__Instructions for the task__. Print the listing that follows, character for character.

__Recorded data__.
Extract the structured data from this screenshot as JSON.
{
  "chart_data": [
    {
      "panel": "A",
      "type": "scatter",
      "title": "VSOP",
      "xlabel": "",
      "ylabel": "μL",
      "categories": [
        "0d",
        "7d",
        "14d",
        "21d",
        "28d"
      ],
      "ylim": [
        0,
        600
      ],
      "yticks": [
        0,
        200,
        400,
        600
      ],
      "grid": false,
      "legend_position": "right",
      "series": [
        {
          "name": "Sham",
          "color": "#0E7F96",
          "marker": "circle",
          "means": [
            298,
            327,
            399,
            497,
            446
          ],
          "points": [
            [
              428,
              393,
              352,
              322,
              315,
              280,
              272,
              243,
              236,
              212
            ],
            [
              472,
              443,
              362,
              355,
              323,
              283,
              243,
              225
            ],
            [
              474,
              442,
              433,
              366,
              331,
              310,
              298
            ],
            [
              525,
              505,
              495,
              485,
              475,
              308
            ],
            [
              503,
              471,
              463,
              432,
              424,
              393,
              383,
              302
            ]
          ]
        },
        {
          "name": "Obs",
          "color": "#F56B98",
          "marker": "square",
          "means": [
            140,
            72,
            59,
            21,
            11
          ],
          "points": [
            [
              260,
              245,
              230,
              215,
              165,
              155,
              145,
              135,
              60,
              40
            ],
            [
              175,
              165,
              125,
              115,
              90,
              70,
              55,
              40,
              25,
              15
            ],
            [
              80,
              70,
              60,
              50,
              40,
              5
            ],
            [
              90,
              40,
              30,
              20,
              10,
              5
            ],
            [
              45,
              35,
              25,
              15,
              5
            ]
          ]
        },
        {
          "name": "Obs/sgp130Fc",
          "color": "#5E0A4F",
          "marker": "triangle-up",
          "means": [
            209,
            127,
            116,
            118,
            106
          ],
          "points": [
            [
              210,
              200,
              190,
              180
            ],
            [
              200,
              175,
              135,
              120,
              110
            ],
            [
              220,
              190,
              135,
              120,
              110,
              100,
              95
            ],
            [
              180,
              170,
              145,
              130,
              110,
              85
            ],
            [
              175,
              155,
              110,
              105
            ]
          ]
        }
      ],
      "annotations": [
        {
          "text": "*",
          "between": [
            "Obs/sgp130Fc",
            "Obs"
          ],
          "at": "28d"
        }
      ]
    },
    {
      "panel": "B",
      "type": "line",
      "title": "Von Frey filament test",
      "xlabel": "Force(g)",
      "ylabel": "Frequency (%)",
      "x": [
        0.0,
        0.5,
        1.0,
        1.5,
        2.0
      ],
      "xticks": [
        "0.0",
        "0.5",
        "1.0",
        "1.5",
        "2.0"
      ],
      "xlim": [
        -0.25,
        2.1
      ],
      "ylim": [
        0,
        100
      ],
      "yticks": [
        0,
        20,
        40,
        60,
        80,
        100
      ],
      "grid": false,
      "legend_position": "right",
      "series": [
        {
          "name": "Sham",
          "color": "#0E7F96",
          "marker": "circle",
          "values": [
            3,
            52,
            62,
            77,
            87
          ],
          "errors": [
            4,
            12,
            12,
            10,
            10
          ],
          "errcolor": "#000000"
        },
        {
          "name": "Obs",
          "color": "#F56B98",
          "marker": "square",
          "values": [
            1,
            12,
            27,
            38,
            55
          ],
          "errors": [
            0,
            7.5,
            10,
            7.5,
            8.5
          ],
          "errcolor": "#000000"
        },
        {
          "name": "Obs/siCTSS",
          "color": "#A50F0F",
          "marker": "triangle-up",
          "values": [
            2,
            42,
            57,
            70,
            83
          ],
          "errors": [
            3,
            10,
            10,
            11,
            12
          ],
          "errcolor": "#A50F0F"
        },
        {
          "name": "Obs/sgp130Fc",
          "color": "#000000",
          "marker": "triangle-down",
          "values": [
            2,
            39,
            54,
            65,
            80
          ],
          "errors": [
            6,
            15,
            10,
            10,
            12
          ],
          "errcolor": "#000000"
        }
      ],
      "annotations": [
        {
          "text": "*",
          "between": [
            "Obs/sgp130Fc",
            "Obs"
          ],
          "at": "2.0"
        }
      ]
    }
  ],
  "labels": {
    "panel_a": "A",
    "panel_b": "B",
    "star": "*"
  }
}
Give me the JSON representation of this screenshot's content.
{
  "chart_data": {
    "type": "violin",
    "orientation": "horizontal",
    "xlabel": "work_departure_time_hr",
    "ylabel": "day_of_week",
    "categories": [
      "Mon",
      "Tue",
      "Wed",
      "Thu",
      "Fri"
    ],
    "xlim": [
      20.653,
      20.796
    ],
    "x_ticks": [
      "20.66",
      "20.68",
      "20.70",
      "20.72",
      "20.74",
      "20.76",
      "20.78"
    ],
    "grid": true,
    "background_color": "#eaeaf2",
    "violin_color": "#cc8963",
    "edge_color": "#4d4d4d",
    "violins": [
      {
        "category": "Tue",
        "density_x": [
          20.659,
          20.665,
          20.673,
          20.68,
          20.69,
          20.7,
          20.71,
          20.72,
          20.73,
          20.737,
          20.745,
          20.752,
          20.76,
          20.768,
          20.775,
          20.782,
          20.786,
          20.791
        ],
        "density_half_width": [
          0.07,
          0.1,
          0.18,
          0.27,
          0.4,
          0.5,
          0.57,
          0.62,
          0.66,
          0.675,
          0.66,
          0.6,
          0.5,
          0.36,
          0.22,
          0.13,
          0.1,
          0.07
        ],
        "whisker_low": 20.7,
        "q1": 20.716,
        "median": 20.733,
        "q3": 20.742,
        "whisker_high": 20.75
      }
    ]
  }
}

__Output of the exercise__.
Extract the structured data from this screenshot as JSON.
{
  "chart_data": [
    {
      "panel": "A",
      "type": "scatter",
      "title": "VSOP",
      "xlabel": "",
      "ylabel": "μL",
      "categories": [
        "0d",
        "7d",
        "14d",
        "21d",
        "28d"
      ],
      "ylim": [
        0,
        600
      ],
      "yticks": [
        0,
        200,
        400,
        600
      ],
      "grid": false,
      "legend_position": "right",
      "series": [
        {
          "name": "Sham",
          "color": "#0E7F96",
          "marker": "circle",
          "means": [
            298,
            327,
            399,
            497,
            446
          ],
          "points": [
            [
              428,
              393,
              352,
              322,
              315,
              280,
              272,
              243,
              236,
              212
            ],
            [
              472,
              443,
              362,
              355,
              323,
              283,
              243,
              225
            ],
            [
              474,
              442,
              433,
              366,
              331,
              310,
              298
            ],
            [
              525,
              505,
              495,
              485,
              475,
              308
            ],
            [
              503,
              471,
              463,
              432,
              424,
              393,
              383,
              302
            ]
          ]
        },
        {
          "name": "Obs",
          "color": "#F56B98",
          "marker": "square",
          "means": [
            140,
            72,
            59,
            21,
            11
          ],
          "points": [
            [
              260,
              245,
              230,
              215,
              165,
              155,
              145,
              135,
              60,
              40
            ],
            [
              175,
              165,
              125,
              115,
              90,
              70,
              55,
              40,
              25,
              15
            ],
            [
              80,
              70,
              60,
              50,
              40,
              5
            ],
            [
              90,
              40,
              30,
              20,
              10,
              5
            ],
            [
              45,
              35,
              25,
              15,
              5
            ]
          ]
        },
        {
          "name": "Obs/sgp130Fc",
          "color": "#5E0A4F",
          "marker": "triangle-up",
          "means": [
            209,
            127,
            116,
            118,
            106
          ],
          "points": [
            [
              210,
              200,
              190,
              180
            ],
            [
              200,
              175,
              135,
              120,
              110
            ],
            [
              220,
              190,
              135,
              120,
              110,
              100,
              95
            ],
            [
              180,
              170,
              145,
              130,
              110,
              85
            ],
            [
              175,
              155,
              110,
              105
            ]
          ]
        }
      ],
      "annotations": [
        {
          "text": "*",
          "between": [
            "Obs/sgp130Fc",
            "Obs"
          ],
          "at": "28d"
        }
      ]
    },
    {
      "panel": "B",
      "type": "line",
      "title": "Von Frey filament test",
      "xlabel": "Force(g)",
      "ylabel": "Frequency (%)",
      "x": [
        0.0,
        0.5,
        1.0,
        1.5,
        2.0
      ],
      "xticks": [
        "0.0",
        "0.5",
        "1.0",
        "1.5",
        "2.0"
      ],
      "xlim": [
        -0.25,
        2.1
      ],
      "ylim": [
        0,
        100
      ],
      "yticks": [
        0,
        20,
        40,
        60,
        80,
        100
      ],
      "grid": false,
      "legend_position": "right",
      "series": [
        {
          "name": "Sham",
          "color": "#0E7F96",
          "marker": "circle",
          "values": [
            3,
            52,
            62,
            77,
            87
          ],
          "errors": [
            4,
            12,
            12,
            10,
            10
          ],
          "errcolor": "#000000"
        },
        {
          "name": "Obs",
          "color": "#F56B98",
          "marker": "square",
          "values": [
            1,
            12,
            27,
            38,
            55
          ],
          "errors": [
            0,
            7.5,
            10,
            7.5,
            8.5
          ],
          "errcolor": "#000000"
        },
        {
          "name": "Obs/siCTSS",
          "color": "#A50F0F",
          "marker": "triangle-up",
          "values": [
            2,
            42,
            57,
            70,
            83
          ],
          "errors": [
            3,
            10,
            10,
            11,
            12
          ],
          "errcolor": "#A50F0F"
        },
        {
          "name": "Obs/sgp130Fc",
          "color": "#000000",
          "marker": "triangle-down",
          "values": [
            2,
            39,
            54,
            65,
            80
          ],
          "errors": [
            6,
            15,
            10,
            10,
            12
          ],
          "errcolor": "#000000"
        }
      ],
      "annotations": [
        {
          "text": "*",
          "between": [
            "Obs/sgp130Fc",
            "Obs"
          ],
          "at": "2.0"
        }
      ]
    }
  ],
  "labels": {
    "panel_a": "A",
    "panel_b": "B",
    "star": "*"
  }
}
Give me the JSON representation of this screenshot's content.
{
  "chart_data": {
    "type": "violin",
    "orientation": "horizontal",
    "xlabel": "work_departure_time_hr",
    "ylabel": "day_of_week",
    "categories": [
      "Mon",
      "Tue",
      "Wed",
      "Thu",
      "Fri"
    ],
    "xlim": [
      20.653,
      20.796
    ],
    "x_ticks": [
      "20.66",
      "20.68",
      "20.70",
      "20.72",
      "20.74",
      "20.76",
      "20.78"
    ],
    "grid": true,
    "background_color": "#eaeaf2",
    "violin_color": "#cc8963",
    "edge_color": "#4d4d4d",
    "violins": [
      {
        "category": "Tue",
        "density_x": [
          20.659,
          20.665,
          20.673,
          20.68,
          20.69,
          20.7,
          20.71,
          20.72,
          20.73,
          20.737,
          20.745,
          20.752,
          20.76,
          20.768,
          20.775,
          20.782,
          20.786,
          20.791
        ],
        "density_half_width": [
          0.07,
          0.1,
          0.18,
          0.27,
          0.4,
          0.5,
          0.57,
          0.62,
          0.66,
          0.675,
          0.66,
          0.6,
          0.5,
          0.36,
          0.22,
          0.13,
          0.1,
          0.07
        ],
        "whisker_low": 20.7,
        "q1": 20.716,
        "median": 20.733,
        "q3": 20.742,
        "whisker_high": 20.75
      }
    ]
  }
}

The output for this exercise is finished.